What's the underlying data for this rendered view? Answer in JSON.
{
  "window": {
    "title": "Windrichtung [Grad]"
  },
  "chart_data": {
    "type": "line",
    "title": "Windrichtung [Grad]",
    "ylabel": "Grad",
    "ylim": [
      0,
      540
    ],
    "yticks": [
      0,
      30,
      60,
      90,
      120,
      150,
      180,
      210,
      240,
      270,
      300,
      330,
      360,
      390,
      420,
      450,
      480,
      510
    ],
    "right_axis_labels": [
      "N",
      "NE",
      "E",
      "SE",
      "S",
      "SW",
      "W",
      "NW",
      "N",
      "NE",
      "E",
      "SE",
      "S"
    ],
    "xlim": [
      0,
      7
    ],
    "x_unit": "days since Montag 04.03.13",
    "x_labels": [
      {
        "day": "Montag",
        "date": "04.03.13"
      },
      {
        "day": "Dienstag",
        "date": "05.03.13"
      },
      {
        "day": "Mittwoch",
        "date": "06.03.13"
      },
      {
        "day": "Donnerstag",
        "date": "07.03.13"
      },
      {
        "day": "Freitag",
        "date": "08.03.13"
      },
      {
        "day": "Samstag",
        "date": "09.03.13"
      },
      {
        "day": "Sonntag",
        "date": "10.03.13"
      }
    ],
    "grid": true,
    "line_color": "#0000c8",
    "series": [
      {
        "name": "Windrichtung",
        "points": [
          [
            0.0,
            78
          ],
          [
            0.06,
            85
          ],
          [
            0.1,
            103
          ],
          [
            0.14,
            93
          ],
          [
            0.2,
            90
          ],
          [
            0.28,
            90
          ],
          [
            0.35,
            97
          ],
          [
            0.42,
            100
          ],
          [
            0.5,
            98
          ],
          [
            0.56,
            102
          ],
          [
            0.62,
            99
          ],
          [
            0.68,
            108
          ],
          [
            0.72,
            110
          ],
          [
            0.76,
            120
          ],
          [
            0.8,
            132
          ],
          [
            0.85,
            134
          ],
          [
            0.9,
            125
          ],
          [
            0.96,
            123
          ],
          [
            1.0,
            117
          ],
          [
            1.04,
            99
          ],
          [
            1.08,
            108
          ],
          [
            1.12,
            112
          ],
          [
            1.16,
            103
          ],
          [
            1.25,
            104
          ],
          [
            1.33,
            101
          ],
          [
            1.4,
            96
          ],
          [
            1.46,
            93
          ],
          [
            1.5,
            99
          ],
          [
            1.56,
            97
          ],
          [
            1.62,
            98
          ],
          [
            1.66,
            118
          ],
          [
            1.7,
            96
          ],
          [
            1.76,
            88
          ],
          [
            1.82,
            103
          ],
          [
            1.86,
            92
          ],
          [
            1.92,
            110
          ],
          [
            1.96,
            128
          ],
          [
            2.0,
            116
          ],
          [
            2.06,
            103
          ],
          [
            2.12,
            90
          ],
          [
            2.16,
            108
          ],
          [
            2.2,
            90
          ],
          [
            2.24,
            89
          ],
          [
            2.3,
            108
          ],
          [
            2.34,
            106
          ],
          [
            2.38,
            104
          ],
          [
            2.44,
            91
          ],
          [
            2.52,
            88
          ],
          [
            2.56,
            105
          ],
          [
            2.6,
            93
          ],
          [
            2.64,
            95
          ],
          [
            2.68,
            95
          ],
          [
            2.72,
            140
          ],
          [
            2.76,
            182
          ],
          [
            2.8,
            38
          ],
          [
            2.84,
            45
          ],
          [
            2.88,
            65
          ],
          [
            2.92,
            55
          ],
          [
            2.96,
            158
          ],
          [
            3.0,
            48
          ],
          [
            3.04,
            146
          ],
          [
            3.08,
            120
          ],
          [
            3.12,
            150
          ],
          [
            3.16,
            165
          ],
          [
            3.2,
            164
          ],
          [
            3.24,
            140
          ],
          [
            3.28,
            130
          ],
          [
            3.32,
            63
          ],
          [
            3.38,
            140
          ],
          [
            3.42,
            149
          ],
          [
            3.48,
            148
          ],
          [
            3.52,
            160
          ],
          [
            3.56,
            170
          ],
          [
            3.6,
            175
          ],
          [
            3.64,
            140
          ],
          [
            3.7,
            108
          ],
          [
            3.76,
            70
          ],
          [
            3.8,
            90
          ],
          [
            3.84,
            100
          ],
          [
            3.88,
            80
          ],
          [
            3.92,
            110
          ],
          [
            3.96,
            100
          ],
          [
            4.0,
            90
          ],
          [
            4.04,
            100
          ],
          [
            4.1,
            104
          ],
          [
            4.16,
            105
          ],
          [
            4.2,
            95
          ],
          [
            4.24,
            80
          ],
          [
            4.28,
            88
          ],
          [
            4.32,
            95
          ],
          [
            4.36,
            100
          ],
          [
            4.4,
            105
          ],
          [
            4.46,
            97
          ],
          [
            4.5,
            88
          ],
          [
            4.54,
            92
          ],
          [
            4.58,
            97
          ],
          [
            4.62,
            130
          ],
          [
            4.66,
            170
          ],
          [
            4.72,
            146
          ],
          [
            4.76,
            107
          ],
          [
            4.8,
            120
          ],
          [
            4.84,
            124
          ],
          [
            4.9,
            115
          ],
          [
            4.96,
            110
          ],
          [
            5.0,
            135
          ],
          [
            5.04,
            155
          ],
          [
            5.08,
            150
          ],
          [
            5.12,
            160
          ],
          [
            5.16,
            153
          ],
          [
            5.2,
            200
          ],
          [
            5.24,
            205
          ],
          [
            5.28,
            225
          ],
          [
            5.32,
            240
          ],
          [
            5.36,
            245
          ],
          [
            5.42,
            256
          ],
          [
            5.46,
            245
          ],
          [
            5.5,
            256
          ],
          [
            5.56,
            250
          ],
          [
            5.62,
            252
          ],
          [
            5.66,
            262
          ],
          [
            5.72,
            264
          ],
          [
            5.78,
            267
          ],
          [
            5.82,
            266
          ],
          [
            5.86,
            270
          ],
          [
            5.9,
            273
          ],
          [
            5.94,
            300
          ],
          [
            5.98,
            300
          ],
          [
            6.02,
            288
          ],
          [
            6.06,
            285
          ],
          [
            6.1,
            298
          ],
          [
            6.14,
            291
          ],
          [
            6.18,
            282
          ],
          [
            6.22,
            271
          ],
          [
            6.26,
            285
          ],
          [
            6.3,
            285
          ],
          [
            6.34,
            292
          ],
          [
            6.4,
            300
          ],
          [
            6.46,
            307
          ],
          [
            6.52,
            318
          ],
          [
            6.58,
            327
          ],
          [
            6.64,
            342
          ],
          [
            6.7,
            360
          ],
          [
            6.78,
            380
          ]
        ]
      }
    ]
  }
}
== == ==
Problem statement: Reproduce every record, matching each line exactly.

Correct response:
What's the underlying data for this rendered view? Answer in JSON.
{
  "window": {
    "title": "Windrichtung [Grad]"
  },
  "chart_data": {
    "type": "line",
    "title": "Windrichtung [Grad]",
    "ylabel": "Grad",
    "ylim": [
      0,
      540
    ],
    "yticks": [
      0,
      30,
      60,
      90,
      120,
      150,
      180,
      210,
      240,
      270,
      300,
      330,
      360,
      390,
      420,
      450,
      480,
      510
    ],
    "right_axis_labels": [
      "N",
      "NE",
      "E",
      "SE",
      "S",
      "SW",
      "W",
      "NW",
      "N",
      "NE",
      "E",
      "SE",
      "S"
    ],
    "xlim": [
      0,
      7
    ],
    "x_unit": "days since Montag 04.03.13",
    "x_labels": [
      {
        "day": "Montag",
        "date": "04.03.13"
      },
      {
        "day": "Dienstag",
        "date": "05.03.13"
      },
      {
        "day": "Mittwoch",
        "date": "06.03.13"
      },
      {
        "day": "Donnerstag",
        "date": "07.03.13"
      },
      {
        "day": "Freitag",
        "date": "08.03.13"
      },
      {
        "day": "Samstag",
        "date": "09.03.13"
      },
      {
        "day": "Sonntag",
        "date": "10.03.13"
      }
    ],
    "grid": true,
    "line_color": "#0000c8",
    "series": [
      {
        "name": "Windrichtung",
        "points": [
          [
            0.0,
            78
          ],
          [
            0.06,
            85
          ],
          [
            0.1,
            103
          ],
          [
            0.14,
            93
          ],
          [
            0.2,
            90
          ],
          [
            0.28,
            90
          ],
          [
            0.35,
            97
          ],
          [
            0.42,
            100
          ],
          [
            0.5,
            98
          ],
          [
            0.56,
            102
          ],
          [
            0.62,
            99
          ],
          [
            0.68,
            108
          ],
          [
            0.72,
            110
          ],
          [
            0.76,
            120
          ],
          [
            0.8,
            132
          ],
          [
            0.85,
            134
          ],
          [
            0.9,
            125
          ],
          [
            0.96,
            123
          ],
          [
            1.0,
            117
          ],
          [
            1.04,
            99
          ],
          [
            1.08,
            108
          ],
          [
            1.12,
            112
          ],
          [
            1.16,
            103
          ],
          [
            1.25,
            104
          ],
          [
            1.33,
            101
          ],
          [
            1.4,
            96
          ],
          [
            1.46,
            93
          ],
          [
            1.5,
            99
          ],
          [
            1.56,
            97
          ],
          [
            1.62,
            98
          ],
          [
            1.66,
            118
          ],
          [
            1.7,
            96
          ],
          [
            1.76,
            88
          ],
          [
            1.82,
            103
          ],
          [
            1.86,
            92
          ],
          [
            1.92,
            110
          ],
          [
            1.96,
            128
          ],
          [
            2.0,
            116
          ],
          [
            2.06,
            103
          ],
          [
            2.12,
            90
          ],
          [
            2.16,
            108
          ],
          [
            2.2,
            90
          ],
          [
            2.24,
            89
          ],
          [
            2.3,
            108
          ],
          [
            2.34,
            106
          ],
          [
            2.38,
            104
          ],
          [
            2.44,
            91
          ],
          [
            2.52,
            88
          ],
          [
            2.56,
            105
          ],
          [
            2.6,
            93
          ],
          [
            2.64,
            95
          ],
          [
            2.68,
            95
          ],
          [
            2.72,
            140
          ],
          [
            2.76,
            182
          ],
          [
            2.8,
            38
          ],
          [
            2.84,
            45
          ],
          [
            2.88,
            65
          ],
          [
            2.92,
            55
          ],
          [
            2.96,
            158
          ],
          [
            3.0,
            48
          ],
          [
            3.04,
            146
          ],
          [
            3.08,
            120
          ],
          [
            3.12,
            150
          ],
          [
            3.16,
            165
          ],
          [
            3.2,
            164
          ],
          [
            3.24,
            140
          ],
          [
            3.28,
            130
          ],
          [
            3.32,
            63
          ],
          [
            3.38,
            140
          ],
          [
            3.42,
            149
          ],
          [
            3.48,
            148
          ],
          [
            3.52,
            160
          ],
          [
            3.56,
            170
          ],
          [
            3.6,
            175
          ],
          [
            3.64,
            140
          ],
          [
            3.7,
            108
          ],
          [
            3.76,
            70
          ],
          [
            3.8,
            90
          ],
          [
            3.84,
            100
          ],
          [
            3.88,
            80
          ],
          [
            3.92,
            110
          ],
          [
            3.96,
            100
          ],
          [
            4.0,
            90
          ],
          [
            4.04,
            100
          ],
          [
            4.1,
            104
          ],
          [
            4.16,
            105
          ],
          [
            4.2,
            95
          ],
          [
            4.24,
            80
          ],
          [
            4.28,
            88
          ],
          [
            4.32,
            95
          ],
          [
            4.36,
            100
          ],
          [
            4.4,
            105
          ],
          [
            4.46,
            97
          ],
          [
            4.5,
            88
          ],
          [
            4.54,
            92
          ],
          [
            4.58,
            97
          ],
          [
            4.62,
            130
          ],
          [
            4.66,
            170
          ],
          [
            4.72,
            146
          ],
          [
            4.76,
            107
          ],
          [
            4.8,
            120
          ],
          [
            4.84,
            124
          ],
          [
            4.9,
            115
          ],
          [
            4.96,
            110
          ],
          [
            5.0,
            135
          ],
          [
            5.04,
            155
          ],
          [
            5.08,
            150
          ],
          [
            5.12,
            160
          ],
          [
            5.16,
            153
          ],
          [
            5.2,
            200
          ],
          [
            5.24,
            205
          ],
          [
            5.28,
            225
          ],
          [
            5.32,
            240
          ],
          [
            5.36,
            245
          ],
          [
            5.42,
            256
          ],
          [
            5.46,
            245
          ],
          [
            5.5,
            256
          ],
          [
            5.56,
            250
          ],
          [
            5.62,
            252
          ],
          [
            5.66,
            262
          ],
          [
            5.72,
            264
          ],
          [
            5.78,
            267
          ],
          [
            5.82,
            266
          ],
          [
            5.86,
            270
          ],
          [
            5.9,
            273
          ],
          [
            5.94,
            300
          ],
          [
            5.98,
            300
          ],
          [
            6.02,
            288
          ],
          [
            6.06,
            285
          ],
          [
            6.1,
            298
          ],
          [
            6.14,
            291
          ],
          [
            6.18,
            282
          ],
          [
            6.22,
            271
          ],
          [
            6.26,
            285
          ],
          [
            6.3,
            285
          ],
          [
            6.34,
            292
          ],
          [
            6.4,
            300
          ],
          [
            6.46,
            307
          ],
          [
            6.52,
            318
          ],
          [
            6.58,
            327
          ],
          [
            6.64,
            342
          ],
          [
            6.7,
            360
          ],
          [
            6.78,
            380
          ]
        ]
      }
    ]
  }
}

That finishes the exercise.